Records supplied -

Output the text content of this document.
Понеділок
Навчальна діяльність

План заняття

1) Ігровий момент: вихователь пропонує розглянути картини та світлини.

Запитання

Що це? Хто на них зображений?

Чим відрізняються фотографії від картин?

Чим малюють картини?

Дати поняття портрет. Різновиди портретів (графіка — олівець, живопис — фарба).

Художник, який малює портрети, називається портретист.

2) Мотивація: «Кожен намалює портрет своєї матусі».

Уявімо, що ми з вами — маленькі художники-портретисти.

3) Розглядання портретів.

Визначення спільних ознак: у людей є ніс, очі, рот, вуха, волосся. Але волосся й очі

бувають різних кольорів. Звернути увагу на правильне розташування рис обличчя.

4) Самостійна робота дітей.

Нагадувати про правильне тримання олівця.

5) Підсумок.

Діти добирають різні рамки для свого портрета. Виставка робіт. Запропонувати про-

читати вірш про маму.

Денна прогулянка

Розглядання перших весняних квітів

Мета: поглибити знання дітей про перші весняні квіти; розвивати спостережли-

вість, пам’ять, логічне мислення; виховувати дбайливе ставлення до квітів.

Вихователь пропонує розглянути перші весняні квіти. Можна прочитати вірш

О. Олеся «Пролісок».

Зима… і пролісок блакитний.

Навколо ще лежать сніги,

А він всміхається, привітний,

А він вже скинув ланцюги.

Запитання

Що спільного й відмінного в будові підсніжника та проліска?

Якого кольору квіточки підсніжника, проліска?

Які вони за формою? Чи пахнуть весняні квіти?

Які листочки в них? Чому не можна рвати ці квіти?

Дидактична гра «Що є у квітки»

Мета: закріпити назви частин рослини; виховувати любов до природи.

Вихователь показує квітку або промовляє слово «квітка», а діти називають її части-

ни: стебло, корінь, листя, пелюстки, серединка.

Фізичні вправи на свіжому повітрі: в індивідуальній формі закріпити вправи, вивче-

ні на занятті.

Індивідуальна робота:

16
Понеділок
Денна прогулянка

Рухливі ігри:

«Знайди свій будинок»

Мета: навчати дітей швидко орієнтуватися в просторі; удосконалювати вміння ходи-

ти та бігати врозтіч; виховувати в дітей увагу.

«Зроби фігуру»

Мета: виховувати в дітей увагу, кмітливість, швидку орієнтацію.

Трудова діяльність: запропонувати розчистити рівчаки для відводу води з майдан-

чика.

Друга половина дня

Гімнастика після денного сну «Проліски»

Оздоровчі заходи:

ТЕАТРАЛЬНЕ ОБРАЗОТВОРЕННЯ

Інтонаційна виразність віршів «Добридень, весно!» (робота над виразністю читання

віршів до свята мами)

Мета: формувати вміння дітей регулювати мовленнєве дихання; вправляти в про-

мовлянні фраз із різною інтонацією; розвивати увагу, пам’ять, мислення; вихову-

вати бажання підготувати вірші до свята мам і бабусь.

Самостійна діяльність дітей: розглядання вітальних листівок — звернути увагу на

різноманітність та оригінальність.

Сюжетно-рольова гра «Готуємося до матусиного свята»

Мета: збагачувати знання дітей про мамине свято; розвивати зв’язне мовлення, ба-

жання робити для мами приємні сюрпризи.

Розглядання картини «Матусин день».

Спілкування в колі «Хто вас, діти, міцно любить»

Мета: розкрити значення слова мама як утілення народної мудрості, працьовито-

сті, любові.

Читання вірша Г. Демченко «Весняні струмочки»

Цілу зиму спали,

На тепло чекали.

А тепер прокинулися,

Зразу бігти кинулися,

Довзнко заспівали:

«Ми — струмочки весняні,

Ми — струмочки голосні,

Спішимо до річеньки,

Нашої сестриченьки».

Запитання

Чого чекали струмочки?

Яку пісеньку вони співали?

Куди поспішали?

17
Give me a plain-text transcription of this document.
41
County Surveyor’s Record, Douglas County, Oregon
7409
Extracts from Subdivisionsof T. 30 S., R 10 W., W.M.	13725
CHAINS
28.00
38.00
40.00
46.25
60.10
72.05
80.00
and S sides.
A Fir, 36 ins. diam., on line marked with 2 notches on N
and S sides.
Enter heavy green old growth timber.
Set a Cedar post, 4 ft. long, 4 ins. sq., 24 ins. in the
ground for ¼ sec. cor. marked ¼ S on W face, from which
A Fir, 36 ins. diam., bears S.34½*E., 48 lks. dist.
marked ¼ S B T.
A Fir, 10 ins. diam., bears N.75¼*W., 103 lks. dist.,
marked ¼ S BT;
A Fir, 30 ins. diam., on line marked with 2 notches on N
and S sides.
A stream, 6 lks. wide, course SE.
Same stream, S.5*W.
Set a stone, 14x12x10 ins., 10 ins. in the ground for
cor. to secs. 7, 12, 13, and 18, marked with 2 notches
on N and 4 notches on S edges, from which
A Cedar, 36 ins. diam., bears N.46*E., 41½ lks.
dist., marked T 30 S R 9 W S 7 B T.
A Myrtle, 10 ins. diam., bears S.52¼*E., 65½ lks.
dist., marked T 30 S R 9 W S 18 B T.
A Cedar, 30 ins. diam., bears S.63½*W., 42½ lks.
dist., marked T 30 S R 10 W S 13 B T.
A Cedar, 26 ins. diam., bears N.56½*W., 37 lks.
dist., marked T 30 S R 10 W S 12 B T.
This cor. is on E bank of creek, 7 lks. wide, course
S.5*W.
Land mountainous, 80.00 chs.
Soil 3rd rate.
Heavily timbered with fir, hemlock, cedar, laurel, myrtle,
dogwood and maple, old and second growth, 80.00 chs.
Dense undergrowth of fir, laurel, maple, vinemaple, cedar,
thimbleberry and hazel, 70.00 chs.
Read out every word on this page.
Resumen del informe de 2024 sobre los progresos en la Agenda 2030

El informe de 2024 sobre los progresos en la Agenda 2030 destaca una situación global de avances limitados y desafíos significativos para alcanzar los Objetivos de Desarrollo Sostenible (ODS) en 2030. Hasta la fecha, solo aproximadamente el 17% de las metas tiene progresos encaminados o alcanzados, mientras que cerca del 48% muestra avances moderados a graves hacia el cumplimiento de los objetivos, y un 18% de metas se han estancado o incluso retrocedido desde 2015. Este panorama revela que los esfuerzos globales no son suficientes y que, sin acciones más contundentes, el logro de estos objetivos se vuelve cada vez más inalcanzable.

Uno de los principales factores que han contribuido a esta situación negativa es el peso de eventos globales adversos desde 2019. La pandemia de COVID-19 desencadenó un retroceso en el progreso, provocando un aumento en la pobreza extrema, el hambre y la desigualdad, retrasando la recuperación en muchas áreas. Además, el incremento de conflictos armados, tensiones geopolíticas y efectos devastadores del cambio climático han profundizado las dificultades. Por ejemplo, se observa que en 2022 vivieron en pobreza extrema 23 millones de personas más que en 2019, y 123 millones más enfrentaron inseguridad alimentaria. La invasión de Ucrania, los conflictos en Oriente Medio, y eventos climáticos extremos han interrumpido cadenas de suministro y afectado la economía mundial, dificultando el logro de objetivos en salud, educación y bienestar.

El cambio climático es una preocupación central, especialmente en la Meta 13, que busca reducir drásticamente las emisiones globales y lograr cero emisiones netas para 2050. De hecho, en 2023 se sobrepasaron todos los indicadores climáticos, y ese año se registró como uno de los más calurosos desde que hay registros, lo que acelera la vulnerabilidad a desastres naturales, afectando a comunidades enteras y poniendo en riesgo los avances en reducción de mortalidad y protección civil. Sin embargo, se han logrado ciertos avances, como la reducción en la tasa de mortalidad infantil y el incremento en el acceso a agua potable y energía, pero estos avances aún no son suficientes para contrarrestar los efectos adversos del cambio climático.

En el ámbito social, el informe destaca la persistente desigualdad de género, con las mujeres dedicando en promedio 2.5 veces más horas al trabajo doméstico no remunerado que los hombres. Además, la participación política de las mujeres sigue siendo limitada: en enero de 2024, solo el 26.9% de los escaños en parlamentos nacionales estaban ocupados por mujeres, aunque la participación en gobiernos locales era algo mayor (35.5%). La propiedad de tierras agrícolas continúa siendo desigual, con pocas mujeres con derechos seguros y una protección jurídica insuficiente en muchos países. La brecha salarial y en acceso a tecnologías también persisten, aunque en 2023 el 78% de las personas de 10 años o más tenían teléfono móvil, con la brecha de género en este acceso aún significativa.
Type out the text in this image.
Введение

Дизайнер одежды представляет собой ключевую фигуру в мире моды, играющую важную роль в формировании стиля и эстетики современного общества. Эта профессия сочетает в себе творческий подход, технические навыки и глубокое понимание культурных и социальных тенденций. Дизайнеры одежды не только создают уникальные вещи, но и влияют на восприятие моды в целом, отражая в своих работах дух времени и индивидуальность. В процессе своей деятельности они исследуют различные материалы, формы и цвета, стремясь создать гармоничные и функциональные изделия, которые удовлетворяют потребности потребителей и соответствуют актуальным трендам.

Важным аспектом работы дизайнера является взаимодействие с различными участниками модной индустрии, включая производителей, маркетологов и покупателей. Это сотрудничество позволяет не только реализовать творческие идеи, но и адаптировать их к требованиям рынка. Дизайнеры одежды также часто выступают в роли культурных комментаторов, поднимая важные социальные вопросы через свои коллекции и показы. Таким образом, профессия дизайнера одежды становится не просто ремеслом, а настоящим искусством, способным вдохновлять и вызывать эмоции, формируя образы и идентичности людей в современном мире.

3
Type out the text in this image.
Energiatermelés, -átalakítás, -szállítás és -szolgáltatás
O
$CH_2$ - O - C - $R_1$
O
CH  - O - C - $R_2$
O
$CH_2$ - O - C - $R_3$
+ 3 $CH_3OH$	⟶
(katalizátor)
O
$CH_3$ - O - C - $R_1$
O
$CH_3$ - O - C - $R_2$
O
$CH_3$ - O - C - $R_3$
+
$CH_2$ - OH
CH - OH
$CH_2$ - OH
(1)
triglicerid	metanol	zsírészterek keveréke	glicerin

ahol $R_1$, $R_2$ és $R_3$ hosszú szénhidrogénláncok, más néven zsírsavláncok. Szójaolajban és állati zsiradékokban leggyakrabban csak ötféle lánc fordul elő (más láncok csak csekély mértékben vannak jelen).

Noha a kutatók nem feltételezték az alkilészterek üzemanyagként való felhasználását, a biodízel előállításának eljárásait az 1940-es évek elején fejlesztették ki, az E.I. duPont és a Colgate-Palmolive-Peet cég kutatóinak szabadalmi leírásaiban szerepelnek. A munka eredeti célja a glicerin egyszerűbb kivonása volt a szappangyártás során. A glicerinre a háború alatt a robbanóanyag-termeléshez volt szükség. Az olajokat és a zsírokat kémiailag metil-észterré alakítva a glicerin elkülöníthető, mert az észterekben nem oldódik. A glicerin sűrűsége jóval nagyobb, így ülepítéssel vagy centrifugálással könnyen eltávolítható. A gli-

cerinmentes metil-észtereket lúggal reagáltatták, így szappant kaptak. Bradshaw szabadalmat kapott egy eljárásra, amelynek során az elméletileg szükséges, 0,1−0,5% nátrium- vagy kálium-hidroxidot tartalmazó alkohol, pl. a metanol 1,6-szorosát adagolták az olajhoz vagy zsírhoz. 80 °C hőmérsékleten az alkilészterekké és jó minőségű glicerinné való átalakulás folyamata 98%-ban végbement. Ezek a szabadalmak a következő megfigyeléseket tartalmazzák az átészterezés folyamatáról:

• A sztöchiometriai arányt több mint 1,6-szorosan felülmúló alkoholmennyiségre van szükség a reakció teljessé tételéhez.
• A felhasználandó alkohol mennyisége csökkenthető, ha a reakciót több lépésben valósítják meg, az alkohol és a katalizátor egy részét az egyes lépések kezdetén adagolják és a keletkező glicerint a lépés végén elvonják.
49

Job -
Locate the word "пропонує" in the entries, and copy every line where it is found.

Output -
1) Ігровий момент: вихователь пропонує розглянути картини та світлини.
Вихователь пропонує розглянути перші весняні квіти. Можна прочитати вірш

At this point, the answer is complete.